▶ _WHAT IS NEEDED_
From the entries below, copy every line holding the word "Proportion".

▶ _INPUT MATERIAL_
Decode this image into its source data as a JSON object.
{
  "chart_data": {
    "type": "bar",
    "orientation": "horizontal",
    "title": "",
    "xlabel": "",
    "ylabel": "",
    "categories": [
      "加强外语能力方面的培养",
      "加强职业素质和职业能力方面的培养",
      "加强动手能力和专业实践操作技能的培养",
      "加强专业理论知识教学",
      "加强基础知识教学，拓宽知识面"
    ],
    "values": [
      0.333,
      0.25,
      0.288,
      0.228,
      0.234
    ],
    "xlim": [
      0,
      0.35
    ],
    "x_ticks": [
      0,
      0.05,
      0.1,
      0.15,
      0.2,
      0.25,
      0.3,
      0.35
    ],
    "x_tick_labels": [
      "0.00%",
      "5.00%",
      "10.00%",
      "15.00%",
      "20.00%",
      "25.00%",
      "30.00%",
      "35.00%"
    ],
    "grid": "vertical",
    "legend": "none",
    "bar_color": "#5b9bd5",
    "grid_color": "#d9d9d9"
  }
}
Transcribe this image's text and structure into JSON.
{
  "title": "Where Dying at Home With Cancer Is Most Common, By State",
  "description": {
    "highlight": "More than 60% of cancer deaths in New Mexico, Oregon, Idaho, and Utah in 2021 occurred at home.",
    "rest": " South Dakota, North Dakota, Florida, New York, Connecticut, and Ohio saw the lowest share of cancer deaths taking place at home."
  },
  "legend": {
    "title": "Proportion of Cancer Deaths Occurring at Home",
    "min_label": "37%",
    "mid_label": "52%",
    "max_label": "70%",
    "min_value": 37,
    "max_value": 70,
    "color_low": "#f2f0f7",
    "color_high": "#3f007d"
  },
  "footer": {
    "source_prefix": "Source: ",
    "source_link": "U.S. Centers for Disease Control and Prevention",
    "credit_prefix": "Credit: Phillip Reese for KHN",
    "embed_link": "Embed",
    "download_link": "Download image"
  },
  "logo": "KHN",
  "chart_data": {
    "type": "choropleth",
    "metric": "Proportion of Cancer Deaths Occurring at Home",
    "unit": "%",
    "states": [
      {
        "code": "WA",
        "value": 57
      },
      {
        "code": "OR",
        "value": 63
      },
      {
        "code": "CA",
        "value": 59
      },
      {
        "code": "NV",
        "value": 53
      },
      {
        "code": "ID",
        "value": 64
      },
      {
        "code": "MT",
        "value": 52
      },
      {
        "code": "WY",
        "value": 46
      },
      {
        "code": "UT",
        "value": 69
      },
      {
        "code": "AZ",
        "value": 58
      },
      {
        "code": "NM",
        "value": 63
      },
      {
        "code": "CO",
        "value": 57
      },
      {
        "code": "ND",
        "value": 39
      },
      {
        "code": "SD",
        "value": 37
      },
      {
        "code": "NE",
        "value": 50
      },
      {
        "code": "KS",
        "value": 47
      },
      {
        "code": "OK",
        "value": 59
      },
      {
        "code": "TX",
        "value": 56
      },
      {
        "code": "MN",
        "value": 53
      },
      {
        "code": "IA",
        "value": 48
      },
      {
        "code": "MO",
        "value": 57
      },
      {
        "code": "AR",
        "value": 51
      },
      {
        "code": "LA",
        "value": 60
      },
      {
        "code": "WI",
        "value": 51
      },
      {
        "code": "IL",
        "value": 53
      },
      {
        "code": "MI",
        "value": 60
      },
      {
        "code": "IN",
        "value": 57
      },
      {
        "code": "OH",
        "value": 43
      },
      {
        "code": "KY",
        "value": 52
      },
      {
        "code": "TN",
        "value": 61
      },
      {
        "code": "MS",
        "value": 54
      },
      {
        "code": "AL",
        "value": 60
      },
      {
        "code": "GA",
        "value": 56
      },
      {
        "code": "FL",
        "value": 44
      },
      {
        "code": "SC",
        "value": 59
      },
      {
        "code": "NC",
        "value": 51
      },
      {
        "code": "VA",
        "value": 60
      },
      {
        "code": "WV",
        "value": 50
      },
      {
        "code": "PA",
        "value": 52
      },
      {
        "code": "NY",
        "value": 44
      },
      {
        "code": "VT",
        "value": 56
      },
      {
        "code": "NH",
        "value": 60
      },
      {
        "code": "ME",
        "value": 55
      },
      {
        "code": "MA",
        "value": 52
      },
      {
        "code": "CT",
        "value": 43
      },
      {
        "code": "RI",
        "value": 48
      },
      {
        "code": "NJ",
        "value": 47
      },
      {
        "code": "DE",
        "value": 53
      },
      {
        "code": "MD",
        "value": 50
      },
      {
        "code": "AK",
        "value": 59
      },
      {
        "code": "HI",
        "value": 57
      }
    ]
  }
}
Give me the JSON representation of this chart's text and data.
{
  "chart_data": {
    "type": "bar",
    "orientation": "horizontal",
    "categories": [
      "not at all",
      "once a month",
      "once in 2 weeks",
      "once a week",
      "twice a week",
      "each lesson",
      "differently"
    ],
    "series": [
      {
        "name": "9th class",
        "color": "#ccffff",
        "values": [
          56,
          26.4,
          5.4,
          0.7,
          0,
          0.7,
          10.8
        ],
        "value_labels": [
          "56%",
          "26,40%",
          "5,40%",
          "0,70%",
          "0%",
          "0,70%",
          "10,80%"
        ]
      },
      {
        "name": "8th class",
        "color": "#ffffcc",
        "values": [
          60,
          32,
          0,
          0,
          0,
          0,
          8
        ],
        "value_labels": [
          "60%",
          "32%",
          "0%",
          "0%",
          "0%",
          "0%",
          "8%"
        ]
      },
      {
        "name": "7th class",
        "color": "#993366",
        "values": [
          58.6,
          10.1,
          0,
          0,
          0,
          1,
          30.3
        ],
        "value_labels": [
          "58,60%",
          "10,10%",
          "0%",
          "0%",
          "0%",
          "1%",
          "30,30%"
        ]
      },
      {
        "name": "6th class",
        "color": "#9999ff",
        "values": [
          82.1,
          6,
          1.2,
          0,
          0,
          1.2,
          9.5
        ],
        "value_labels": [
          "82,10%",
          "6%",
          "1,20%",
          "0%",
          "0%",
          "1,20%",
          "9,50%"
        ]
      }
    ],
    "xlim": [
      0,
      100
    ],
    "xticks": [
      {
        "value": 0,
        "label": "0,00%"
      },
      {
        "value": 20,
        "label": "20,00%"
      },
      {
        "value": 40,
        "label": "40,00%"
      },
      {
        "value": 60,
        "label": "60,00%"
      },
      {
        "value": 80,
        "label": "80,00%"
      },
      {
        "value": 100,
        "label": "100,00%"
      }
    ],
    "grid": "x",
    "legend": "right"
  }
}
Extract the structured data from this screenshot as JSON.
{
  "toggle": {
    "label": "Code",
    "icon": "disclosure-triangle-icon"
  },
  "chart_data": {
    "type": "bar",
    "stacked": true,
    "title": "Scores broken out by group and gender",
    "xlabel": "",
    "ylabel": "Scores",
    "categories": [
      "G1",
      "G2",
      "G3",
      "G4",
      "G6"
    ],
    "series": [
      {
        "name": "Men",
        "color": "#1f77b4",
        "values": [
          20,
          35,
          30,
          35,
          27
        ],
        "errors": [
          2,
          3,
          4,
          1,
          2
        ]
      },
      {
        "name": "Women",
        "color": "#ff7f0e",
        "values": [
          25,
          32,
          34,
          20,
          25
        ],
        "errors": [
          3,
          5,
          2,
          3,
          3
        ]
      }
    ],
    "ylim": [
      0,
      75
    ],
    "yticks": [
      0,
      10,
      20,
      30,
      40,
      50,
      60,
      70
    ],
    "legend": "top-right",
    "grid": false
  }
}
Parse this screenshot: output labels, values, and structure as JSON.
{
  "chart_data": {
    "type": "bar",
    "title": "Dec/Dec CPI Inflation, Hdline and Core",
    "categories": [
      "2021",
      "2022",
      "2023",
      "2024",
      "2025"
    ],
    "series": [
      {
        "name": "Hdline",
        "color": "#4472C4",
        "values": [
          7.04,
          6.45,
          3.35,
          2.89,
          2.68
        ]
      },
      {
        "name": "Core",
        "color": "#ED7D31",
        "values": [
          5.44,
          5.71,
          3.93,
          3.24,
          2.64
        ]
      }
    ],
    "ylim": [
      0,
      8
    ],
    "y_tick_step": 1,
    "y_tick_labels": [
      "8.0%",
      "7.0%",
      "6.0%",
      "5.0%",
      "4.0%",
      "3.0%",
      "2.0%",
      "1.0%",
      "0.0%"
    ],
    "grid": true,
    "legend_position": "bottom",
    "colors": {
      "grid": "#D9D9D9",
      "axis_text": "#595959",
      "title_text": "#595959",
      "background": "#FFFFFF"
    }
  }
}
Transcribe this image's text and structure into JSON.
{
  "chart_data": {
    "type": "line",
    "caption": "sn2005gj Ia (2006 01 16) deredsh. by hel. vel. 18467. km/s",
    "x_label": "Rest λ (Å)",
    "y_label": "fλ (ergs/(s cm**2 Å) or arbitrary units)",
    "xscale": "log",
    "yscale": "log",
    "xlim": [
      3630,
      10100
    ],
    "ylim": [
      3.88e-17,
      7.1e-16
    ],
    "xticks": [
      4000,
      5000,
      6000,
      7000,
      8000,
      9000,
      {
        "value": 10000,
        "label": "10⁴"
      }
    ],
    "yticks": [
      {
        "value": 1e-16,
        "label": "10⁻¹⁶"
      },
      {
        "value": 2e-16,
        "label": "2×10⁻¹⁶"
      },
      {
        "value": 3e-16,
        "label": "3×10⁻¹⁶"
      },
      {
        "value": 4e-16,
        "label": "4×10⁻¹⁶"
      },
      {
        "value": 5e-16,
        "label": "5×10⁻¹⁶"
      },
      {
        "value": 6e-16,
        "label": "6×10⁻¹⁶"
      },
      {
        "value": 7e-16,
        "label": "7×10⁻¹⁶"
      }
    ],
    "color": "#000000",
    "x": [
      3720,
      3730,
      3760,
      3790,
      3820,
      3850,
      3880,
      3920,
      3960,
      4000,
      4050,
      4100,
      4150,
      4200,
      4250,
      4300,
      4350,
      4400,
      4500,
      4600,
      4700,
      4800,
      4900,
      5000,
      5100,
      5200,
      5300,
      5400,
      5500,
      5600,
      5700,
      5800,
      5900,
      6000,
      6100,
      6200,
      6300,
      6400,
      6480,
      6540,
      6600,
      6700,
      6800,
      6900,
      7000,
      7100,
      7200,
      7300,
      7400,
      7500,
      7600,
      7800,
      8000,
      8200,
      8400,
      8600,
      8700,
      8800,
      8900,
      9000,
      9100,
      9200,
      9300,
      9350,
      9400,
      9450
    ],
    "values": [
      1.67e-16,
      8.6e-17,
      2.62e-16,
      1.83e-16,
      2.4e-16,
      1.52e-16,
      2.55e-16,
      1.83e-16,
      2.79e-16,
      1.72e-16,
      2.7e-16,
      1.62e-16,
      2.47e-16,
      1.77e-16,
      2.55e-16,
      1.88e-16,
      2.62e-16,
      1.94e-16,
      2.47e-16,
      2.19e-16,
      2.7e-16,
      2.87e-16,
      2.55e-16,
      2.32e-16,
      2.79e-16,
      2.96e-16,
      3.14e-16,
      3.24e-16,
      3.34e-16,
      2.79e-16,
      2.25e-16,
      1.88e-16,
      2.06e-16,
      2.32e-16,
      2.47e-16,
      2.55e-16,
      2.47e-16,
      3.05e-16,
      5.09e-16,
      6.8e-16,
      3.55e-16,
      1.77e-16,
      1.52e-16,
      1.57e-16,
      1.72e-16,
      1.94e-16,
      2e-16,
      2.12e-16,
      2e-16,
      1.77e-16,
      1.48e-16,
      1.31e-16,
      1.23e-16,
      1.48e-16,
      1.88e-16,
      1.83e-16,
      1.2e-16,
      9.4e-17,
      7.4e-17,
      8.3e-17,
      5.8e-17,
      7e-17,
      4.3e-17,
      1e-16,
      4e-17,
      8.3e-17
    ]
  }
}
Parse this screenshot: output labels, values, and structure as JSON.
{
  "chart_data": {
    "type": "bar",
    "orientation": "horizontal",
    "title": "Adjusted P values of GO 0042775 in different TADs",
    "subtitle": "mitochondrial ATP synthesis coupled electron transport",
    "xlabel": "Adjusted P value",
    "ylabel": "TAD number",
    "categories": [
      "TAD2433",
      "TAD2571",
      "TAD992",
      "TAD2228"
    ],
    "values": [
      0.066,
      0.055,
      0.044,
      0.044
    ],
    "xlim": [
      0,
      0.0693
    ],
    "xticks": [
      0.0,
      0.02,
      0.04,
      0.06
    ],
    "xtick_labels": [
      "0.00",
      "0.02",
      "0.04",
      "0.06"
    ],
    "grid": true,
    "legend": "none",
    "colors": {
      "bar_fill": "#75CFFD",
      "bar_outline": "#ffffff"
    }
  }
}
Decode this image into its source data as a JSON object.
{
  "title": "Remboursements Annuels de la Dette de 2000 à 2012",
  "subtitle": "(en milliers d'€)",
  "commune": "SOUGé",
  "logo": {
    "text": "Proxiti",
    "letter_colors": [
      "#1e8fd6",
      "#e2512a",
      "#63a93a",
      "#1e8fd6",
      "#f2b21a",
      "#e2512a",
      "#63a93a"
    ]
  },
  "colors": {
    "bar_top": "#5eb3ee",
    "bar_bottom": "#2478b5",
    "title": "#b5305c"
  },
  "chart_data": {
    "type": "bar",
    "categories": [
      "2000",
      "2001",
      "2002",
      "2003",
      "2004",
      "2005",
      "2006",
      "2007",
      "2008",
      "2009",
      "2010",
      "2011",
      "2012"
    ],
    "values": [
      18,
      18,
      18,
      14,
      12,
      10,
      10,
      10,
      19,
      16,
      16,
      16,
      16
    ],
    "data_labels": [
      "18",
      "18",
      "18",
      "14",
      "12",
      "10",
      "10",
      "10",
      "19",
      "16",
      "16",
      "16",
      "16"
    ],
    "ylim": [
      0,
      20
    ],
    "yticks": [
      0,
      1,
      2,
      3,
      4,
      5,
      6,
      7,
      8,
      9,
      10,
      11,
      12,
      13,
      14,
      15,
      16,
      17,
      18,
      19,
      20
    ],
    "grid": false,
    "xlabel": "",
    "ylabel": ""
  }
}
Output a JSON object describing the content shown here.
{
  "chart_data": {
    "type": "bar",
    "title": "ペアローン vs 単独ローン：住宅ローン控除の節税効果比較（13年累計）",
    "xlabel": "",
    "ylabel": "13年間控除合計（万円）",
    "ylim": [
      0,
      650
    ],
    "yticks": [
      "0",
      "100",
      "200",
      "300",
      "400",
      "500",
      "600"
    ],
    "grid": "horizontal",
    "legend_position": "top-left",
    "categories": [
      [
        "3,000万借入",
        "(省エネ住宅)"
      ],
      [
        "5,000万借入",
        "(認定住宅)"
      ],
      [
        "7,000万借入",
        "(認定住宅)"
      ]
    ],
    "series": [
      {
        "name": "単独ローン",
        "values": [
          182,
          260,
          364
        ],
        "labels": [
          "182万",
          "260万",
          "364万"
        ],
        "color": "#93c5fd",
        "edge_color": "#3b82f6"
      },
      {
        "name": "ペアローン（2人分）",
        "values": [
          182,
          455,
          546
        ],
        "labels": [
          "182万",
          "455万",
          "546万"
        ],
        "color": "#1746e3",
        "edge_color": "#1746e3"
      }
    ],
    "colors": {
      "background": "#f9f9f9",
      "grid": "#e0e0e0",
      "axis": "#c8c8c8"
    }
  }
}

▶ _FINAL RESULT_
    "title": "Proportion of Cancer Deaths Occurring at Home",
    "metric": "Proportion of Cancer Deaths Occurring at Home",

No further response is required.